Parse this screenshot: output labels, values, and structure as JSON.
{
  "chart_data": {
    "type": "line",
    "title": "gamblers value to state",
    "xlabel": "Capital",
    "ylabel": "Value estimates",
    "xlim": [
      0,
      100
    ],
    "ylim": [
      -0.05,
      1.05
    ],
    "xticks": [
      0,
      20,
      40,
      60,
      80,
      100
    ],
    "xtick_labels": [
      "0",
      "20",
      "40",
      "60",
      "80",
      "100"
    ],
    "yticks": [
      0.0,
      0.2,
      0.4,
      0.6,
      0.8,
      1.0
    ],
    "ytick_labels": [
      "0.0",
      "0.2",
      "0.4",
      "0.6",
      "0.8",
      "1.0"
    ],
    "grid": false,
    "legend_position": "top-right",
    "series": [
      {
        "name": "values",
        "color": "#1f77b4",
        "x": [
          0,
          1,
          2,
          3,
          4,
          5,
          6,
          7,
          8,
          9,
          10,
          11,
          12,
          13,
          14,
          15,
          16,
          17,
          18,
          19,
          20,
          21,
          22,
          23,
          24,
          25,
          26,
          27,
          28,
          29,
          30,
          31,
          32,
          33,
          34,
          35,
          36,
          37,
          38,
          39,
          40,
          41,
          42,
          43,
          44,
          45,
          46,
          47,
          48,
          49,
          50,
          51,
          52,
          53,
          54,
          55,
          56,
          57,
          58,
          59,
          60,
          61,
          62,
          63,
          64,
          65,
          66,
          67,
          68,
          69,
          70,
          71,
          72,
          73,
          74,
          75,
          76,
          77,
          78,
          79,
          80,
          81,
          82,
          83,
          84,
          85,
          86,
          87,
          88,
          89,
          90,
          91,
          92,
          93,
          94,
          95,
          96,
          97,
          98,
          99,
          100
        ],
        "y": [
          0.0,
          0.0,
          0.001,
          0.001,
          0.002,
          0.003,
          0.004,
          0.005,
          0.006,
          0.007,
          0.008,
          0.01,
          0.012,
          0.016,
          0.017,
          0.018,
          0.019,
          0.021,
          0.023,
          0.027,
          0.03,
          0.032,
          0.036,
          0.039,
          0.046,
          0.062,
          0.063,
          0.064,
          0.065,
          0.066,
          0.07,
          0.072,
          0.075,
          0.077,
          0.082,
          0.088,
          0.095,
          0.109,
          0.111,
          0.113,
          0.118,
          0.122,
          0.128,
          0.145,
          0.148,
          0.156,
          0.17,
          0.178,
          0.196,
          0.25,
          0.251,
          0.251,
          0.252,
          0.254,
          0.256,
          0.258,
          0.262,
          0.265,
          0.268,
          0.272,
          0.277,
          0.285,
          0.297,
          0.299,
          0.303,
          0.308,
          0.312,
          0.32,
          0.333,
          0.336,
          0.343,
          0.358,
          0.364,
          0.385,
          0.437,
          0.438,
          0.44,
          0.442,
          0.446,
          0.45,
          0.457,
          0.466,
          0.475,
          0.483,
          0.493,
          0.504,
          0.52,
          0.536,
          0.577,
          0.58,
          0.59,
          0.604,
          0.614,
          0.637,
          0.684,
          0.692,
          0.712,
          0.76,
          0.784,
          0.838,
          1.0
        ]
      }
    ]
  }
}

■ What you are asked to do ■
Determine how many lines of the material include the string "values". Output only that count.

■ Correct output ■
2